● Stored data
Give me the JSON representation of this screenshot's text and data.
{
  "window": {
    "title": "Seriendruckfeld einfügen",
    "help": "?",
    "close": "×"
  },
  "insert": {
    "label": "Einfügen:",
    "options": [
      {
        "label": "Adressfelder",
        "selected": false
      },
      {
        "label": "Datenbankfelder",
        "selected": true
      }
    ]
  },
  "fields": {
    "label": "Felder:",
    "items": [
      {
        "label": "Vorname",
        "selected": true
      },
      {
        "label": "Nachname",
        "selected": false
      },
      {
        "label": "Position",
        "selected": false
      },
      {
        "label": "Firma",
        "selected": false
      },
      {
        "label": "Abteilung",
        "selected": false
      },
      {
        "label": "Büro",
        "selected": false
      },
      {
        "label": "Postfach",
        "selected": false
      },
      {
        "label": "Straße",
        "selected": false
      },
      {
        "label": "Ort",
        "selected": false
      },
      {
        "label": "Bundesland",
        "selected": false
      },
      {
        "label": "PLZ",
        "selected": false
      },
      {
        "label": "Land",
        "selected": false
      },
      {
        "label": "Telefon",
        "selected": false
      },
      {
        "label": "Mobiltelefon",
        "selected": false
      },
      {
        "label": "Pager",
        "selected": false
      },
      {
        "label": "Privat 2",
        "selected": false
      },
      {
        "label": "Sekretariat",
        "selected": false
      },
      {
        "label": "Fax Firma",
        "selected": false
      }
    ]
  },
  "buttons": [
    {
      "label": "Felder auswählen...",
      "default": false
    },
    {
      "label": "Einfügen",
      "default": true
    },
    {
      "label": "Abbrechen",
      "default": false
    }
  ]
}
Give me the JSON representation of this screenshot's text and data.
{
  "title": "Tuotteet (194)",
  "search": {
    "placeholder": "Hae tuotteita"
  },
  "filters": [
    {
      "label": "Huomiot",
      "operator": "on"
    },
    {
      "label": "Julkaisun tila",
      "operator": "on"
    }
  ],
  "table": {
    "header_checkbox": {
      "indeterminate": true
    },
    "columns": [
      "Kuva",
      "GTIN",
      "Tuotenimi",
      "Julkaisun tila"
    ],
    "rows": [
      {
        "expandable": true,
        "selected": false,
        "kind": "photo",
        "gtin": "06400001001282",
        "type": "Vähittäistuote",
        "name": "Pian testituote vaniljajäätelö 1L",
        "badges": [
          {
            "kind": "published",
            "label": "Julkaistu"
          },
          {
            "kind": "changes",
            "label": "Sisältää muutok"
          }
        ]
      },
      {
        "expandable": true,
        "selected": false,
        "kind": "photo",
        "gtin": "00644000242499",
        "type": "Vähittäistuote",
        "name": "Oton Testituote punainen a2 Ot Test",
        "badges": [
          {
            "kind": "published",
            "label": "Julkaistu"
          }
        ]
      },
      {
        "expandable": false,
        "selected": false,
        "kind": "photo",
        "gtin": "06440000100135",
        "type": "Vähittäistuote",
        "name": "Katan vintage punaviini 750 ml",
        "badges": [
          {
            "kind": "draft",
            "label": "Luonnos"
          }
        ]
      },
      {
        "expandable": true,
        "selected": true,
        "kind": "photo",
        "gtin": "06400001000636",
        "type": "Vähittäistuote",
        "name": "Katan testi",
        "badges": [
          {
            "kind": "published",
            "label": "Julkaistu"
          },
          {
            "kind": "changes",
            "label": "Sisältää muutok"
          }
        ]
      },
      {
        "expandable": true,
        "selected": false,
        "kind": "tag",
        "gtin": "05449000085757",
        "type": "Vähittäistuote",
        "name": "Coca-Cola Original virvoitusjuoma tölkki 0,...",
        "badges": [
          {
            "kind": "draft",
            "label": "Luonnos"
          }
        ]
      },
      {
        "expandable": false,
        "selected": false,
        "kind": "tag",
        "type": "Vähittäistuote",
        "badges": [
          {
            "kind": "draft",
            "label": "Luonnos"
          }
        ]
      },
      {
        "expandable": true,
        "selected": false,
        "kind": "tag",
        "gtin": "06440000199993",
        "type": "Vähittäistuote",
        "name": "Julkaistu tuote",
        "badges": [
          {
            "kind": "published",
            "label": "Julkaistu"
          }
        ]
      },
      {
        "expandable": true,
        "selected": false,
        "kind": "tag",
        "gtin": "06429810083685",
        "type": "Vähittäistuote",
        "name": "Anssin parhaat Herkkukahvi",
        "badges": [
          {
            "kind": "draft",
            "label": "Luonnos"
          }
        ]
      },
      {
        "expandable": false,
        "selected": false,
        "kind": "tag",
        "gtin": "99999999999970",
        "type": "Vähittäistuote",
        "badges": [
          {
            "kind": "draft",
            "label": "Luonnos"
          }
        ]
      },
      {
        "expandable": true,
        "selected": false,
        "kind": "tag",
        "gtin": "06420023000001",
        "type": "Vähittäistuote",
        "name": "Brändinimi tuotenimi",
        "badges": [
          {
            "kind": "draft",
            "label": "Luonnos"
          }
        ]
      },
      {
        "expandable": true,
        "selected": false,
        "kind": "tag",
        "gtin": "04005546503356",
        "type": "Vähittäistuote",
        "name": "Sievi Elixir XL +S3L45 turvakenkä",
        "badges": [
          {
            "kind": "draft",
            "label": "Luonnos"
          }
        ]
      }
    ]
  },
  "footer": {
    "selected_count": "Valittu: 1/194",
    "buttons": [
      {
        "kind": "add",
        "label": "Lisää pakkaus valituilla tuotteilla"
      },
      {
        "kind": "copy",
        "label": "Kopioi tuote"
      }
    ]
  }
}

● What you will do
Check each line above for the string "Katan" and show the ones that have it.

● Finished task
        "name": "Katan vintage punaviini 750 ml",
        "name": "Katan testi",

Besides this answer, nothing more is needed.